══ Provided records ══

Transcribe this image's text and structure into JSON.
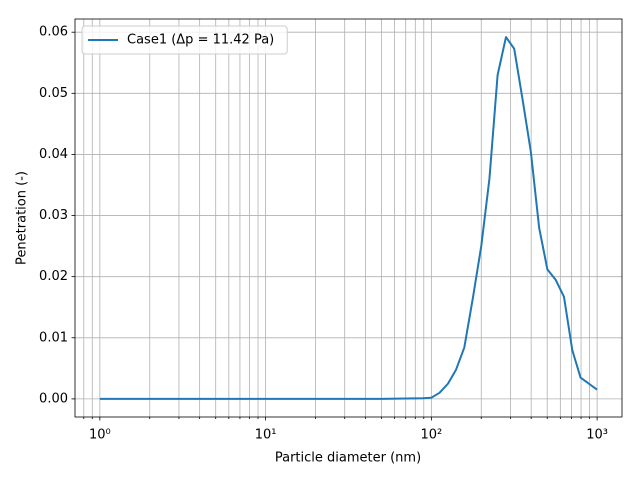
{
  "chart_data": {
    "type": "line",
    "xlabel": "Particle diameter (nm)",
    "ylabel": "Penetration (-)",
    "xscale": "log",
    "grid": true,
    "legend": "upper left",
    "xlim": [
      0.708,
      1413
    ],
    "ylim": [
      -0.00296,
      0.06216
    ],
    "xticks": [
      {
        "value": 1,
        "label": "10⁰"
      },
      {
        "value": 10,
        "label": "10¹"
      },
      {
        "value": 100,
        "label": "10²"
      },
      {
        "value": 1000,
        "label": "10³"
      }
    ],
    "xminorticks": [
      0.8,
      0.9,
      2,
      3,
      4,
      5,
      6,
      7,
      8,
      9,
      20,
      30,
      40,
      50,
      60,
      70,
      80,
      90,
      200,
      300,
      400,
      500,
      600,
      700,
      800,
      900
    ],
    "yticks": [
      {
        "value": 0,
        "label": "0.00"
      },
      0.01,
      0.02,
      0.03,
      0.04,
      0.05,
      0.06
    ],
    "x": [
      1,
      10,
      50,
      89,
      100,
      112,
      126,
      141,
      158,
      178,
      200,
      224,
      251,
      282,
      316,
      355,
      398,
      447,
      501,
      562,
      631,
      708,
      794,
      891,
      1000
    ],
    "series": [
      {
        "name": "Case1 (Δp = 11.42 Pa)",
        "color": "#1f77b4",
        "values": [
          0,
          0,
          0,
          0.0001,
          0.0002,
          0.001,
          0.0025,
          0.0048,
          0.0084,
          0.0165,
          0.025,
          0.036,
          0.053,
          0.0592,
          0.0573,
          0.049,
          0.0405,
          0.028,
          0.0212,
          0.0195,
          0.0167,
          0.008,
          0.0035,
          0.0025,
          0.0015
        ]
      }
    ]
  }
}
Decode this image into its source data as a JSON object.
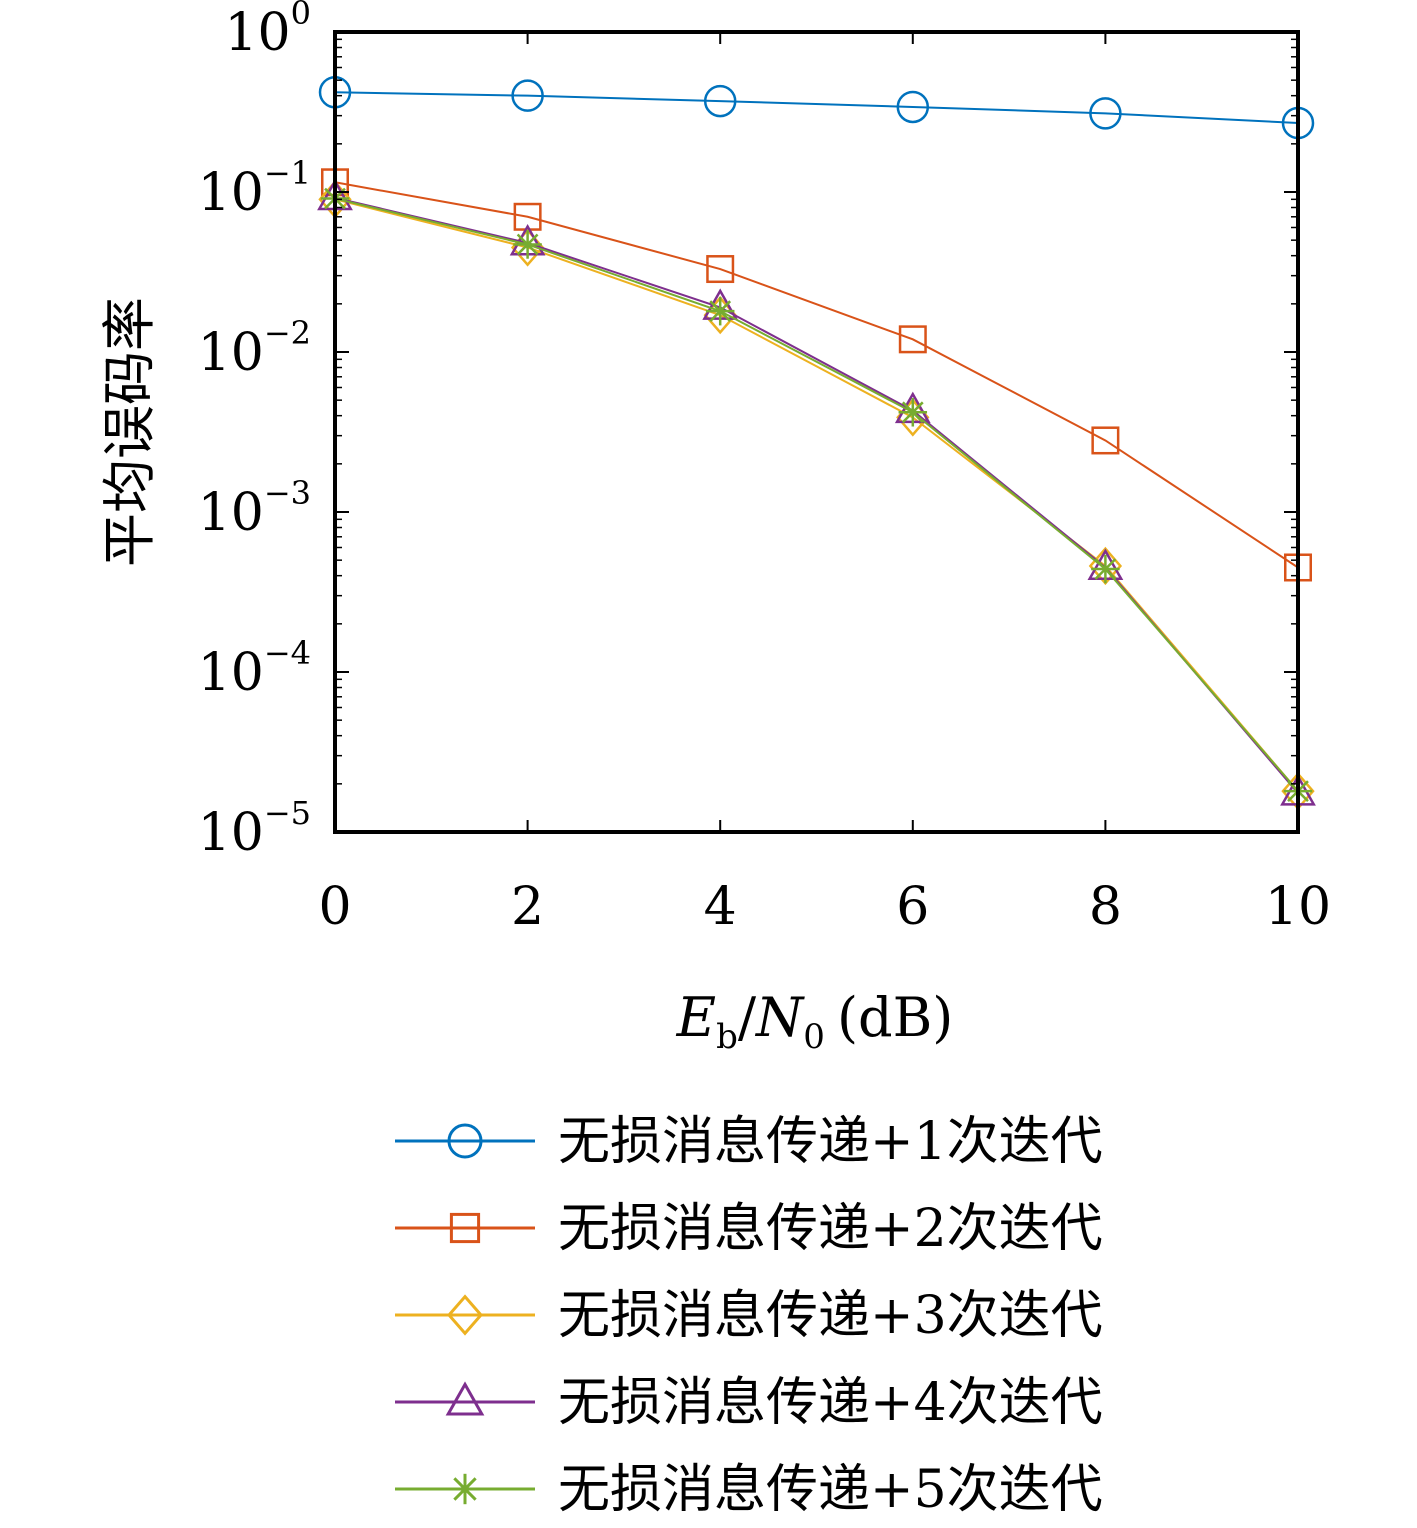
{
  "chart_data": {
    "type": "line",
    "xlabel": "E_b/N_0 (dB)",
    "xlabel_parts": {
      "E": "E",
      "b": "b",
      "sep": "/",
      "N": "N",
      "zero": "0",
      "unit": "(dB)"
    },
    "ylabel": "平均误码率",
    "x_scale": "linear",
    "y_scale": "log",
    "xlim": [
      0,
      10
    ],
    "ylim": [
      1e-05,
      1
    ],
    "x_ticks": [
      "0",
      "2",
      "4",
      "6",
      "8",
      "10"
    ],
    "y_ticks": [
      {
        "value": 1,
        "base": "10",
        "exp": "0"
      },
      {
        "value": 0.1,
        "base": "10",
        "exp": "−1"
      },
      {
        "value": 0.01,
        "base": "10",
        "exp": "−2"
      },
      {
        "value": 0.001,
        "base": "10",
        "exp": "−3"
      },
      {
        "value": 0.0001,
        "base": "10",
        "exp": "−4"
      },
      {
        "value": 1e-05,
        "base": "10",
        "exp": "−5"
      }
    ],
    "grid": false,
    "legend_position": "below",
    "x": [
      0,
      2,
      4,
      6,
      8,
      10
    ],
    "series": [
      {
        "name": "无损消息传递+1次迭代",
        "color": "#0072BD",
        "marker": "circle",
        "values": [
          0.42,
          0.4,
          0.37,
          0.34,
          0.31,
          0.27
        ]
      },
      {
        "name": "无损消息传递+2次迭代",
        "color": "#D95319",
        "marker": "square",
        "values": [
          0.115,
          0.07,
          0.033,
          0.012,
          0.0028,
          0.00045
        ]
      },
      {
        "name": "无损消息传递+3次迭代",
        "color": "#EDB120",
        "marker": "diamond",
        "values": [
          0.09,
          0.045,
          0.017,
          0.0039,
          0.00046,
          1.8e-05
        ]
      },
      {
        "name": "无损消息传递+4次迭代",
        "color": "#7E2F8E",
        "marker": "triangle",
        "values": [
          0.092,
          0.048,
          0.019,
          0.0043,
          0.00045,
          1.75e-05
        ]
      },
      {
        "name": "无损消息传递+5次迭代",
        "color": "#77AC30",
        "marker": "star",
        "values": [
          0.091,
          0.047,
          0.018,
          0.0042,
          0.00044,
          1.8e-05
        ]
      }
    ]
  }
}
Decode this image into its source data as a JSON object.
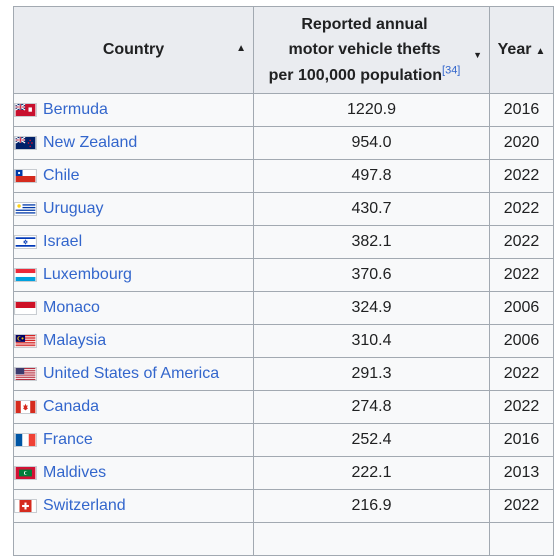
{
  "table": {
    "headers": {
      "country": "Country",
      "rate": [
        "Reported annual",
        "motor vehicle thefts",
        "per 100,000 population"
      ],
      "rate_ref": "[34]",
      "year": "Year"
    },
    "rows": [
      {
        "country": "Bermuda",
        "flag": "bermuda-flag-icon",
        "rate": "1220.9",
        "year": "2016"
      },
      {
        "country": "New Zealand",
        "flag": "new-zealand-flag-icon",
        "rate": "954.0",
        "year": "2020"
      },
      {
        "country": "Chile",
        "flag": "chile-flag-icon",
        "rate": "497.8",
        "year": "2022"
      },
      {
        "country": "Uruguay",
        "flag": "uruguay-flag-icon",
        "rate": "430.7",
        "year": "2022"
      },
      {
        "country": "Israel",
        "flag": "israel-flag-icon",
        "rate": "382.1",
        "year": "2022"
      },
      {
        "country": "Luxembourg",
        "flag": "luxembourg-flag-icon",
        "rate": "370.6",
        "year": "2022"
      },
      {
        "country": "Monaco",
        "flag": "monaco-flag-icon",
        "rate": "324.9",
        "year": "2006"
      },
      {
        "country": "Malaysia",
        "flag": "malaysia-flag-icon",
        "rate": "310.4",
        "year": "2006"
      },
      {
        "country": "United States of America",
        "flag": "usa-flag-icon",
        "rate": "291.3",
        "year": "2022"
      },
      {
        "country": "Canada",
        "flag": "canada-flag-icon",
        "rate": "274.8",
        "year": "2022"
      },
      {
        "country": "France",
        "flag": "france-flag-icon",
        "rate": "252.4",
        "year": "2016"
      },
      {
        "country": "Maldives",
        "flag": "maldives-flag-icon",
        "rate": "222.1",
        "year": "2013"
      },
      {
        "country": "Switzerland",
        "flag": "switzerland-flag-icon",
        "rate": "216.9",
        "year": "2022"
      }
    ]
  },
  "colors": {
    "link": "#3366cc",
    "header_bg": "#eaecf0",
    "cell_bg": "#f8f9fa",
    "border": "#a2a9b1"
  }
}
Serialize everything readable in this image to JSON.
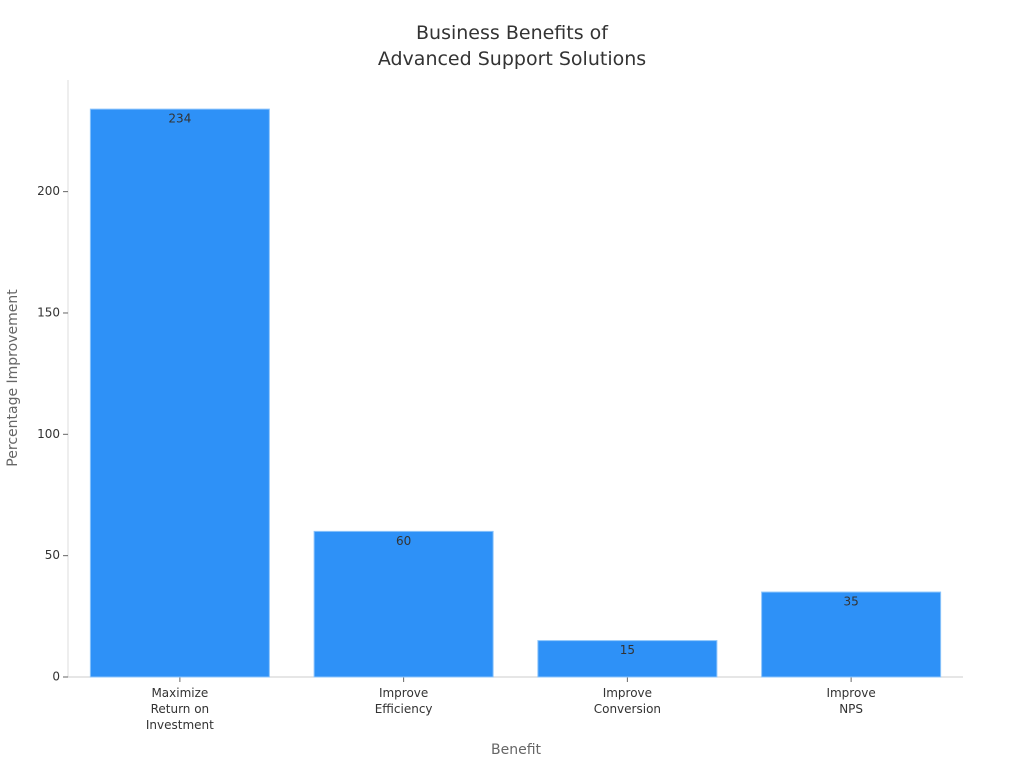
{
  "chart_data": {
    "type": "bar",
    "title": "Business Benefits of\nAdvanced Support Solutions",
    "x_label": "Benefit",
    "y_label": "Percentage Improvement",
    "categories": [
      "Maximize\nReturn on\nInvestment",
      "Improve\nEfficiency",
      "Improve\nConversion",
      "Improve\nNPS"
    ],
    "values": [
      234,
      60,
      15,
      35
    ],
    "color": "#2e91f7",
    "ylim": [
      0,
      246
    ],
    "yticks": [
      0,
      50,
      100,
      150,
      200
    ],
    "grid": false
  }
}
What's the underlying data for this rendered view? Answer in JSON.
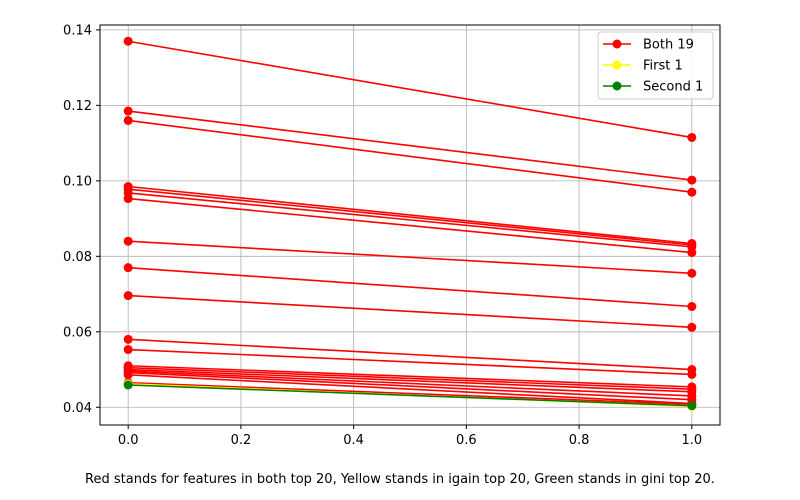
{
  "chart_data": {
    "type": "line",
    "x": [
      0,
      1
    ],
    "xlim": [
      -0.05,
      1.05
    ],
    "ylim": [
      0.0353,
      0.1413
    ],
    "xticks": [
      0.0,
      0.2,
      0.4,
      0.6,
      0.8,
      1.0
    ],
    "xtick_labels": [
      "0.0",
      "0.2",
      "0.4",
      "0.6",
      "0.8",
      "1.0"
    ],
    "yticks": [
      0.04,
      0.06,
      0.08,
      0.1,
      0.12,
      0.14
    ],
    "ytick_labels": [
      "0.04",
      "0.06",
      "0.08",
      "0.10",
      "0.12",
      "0.14"
    ],
    "grid": true,
    "legend_position": "top-right",
    "legend": [
      {
        "label": "Both 19",
        "color": "#ff0000"
      },
      {
        "label": "First 1",
        "color": "#ffff00"
      },
      {
        "label": "Second 1",
        "color": "#008000"
      }
    ],
    "series": [
      {
        "group": "both",
        "color": "#ff0000",
        "values": [
          0.137,
          0.1115
        ]
      },
      {
        "group": "both",
        "color": "#ff0000",
        "values": [
          0.1185,
          0.1002
        ]
      },
      {
        "group": "both",
        "color": "#ff0000",
        "values": [
          0.116,
          0.097
        ]
      },
      {
        "group": "both",
        "color": "#ff0000",
        "values": [
          0.0985,
          0.0834
        ]
      },
      {
        "group": "both",
        "color": "#ff0000",
        "values": [
          0.0978,
          0.083
        ]
      },
      {
        "group": "both",
        "color": "#ff0000",
        "values": [
          0.0968,
          0.0825
        ]
      },
      {
        "group": "both",
        "color": "#ff0000",
        "values": [
          0.0953,
          0.081
        ]
      },
      {
        "group": "both",
        "color": "#ff0000",
        "values": [
          0.084,
          0.0755
        ]
      },
      {
        "group": "both",
        "color": "#ff0000",
        "values": [
          0.077,
          0.0667
        ]
      },
      {
        "group": "both",
        "color": "#ff0000",
        "values": [
          0.0696,
          0.0612
        ]
      },
      {
        "group": "both",
        "color": "#ff0000",
        "values": [
          0.058,
          0.05
        ]
      },
      {
        "group": "both",
        "color": "#ff0000",
        "values": [
          0.0553,
          0.0487
        ]
      },
      {
        "group": "both",
        "color": "#ff0000",
        "values": [
          0.051,
          0.0454
        ]
      },
      {
        "group": "both",
        "color": "#ff0000",
        "values": [
          0.0505,
          0.0448
        ]
      },
      {
        "group": "both",
        "color": "#ff0000",
        "values": [
          0.05,
          0.0441
        ]
      },
      {
        "group": "both",
        "color": "#ff0000",
        "values": [
          0.0496,
          0.043
        ]
      },
      {
        "group": "both",
        "color": "#ff0000",
        "values": [
          0.0492,
          0.042
        ]
      },
      {
        "group": "both",
        "color": "#ff0000",
        "values": [
          0.0486,
          0.041
        ]
      },
      {
        "group": "both",
        "color": "#ff0000",
        "values": [
          0.0465,
          0.0408
        ]
      },
      {
        "group": "first",
        "color": "#ffff00",
        "values": [
          0.0462,
          0.0402
        ]
      },
      {
        "group": "second",
        "color": "#008000",
        "values": [
          0.0459,
          0.0404
        ]
      }
    ]
  },
  "caption": "Red stands for features in both top 20, Yellow stands in igain top 20, Green stands in gini top 20."
}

═══

Exercise aim >>
Identify the lines in the entries that hold "JSON" and return each one.

The output >>
Transcribe this image's text and structure into JSON.
Decode this image into its source data as a JSON object.
Decode this image into its source data as a JSON object.
Serialize everything readable in this image to JSON.
What's the underlying data for this rendered view? Answer in JSON.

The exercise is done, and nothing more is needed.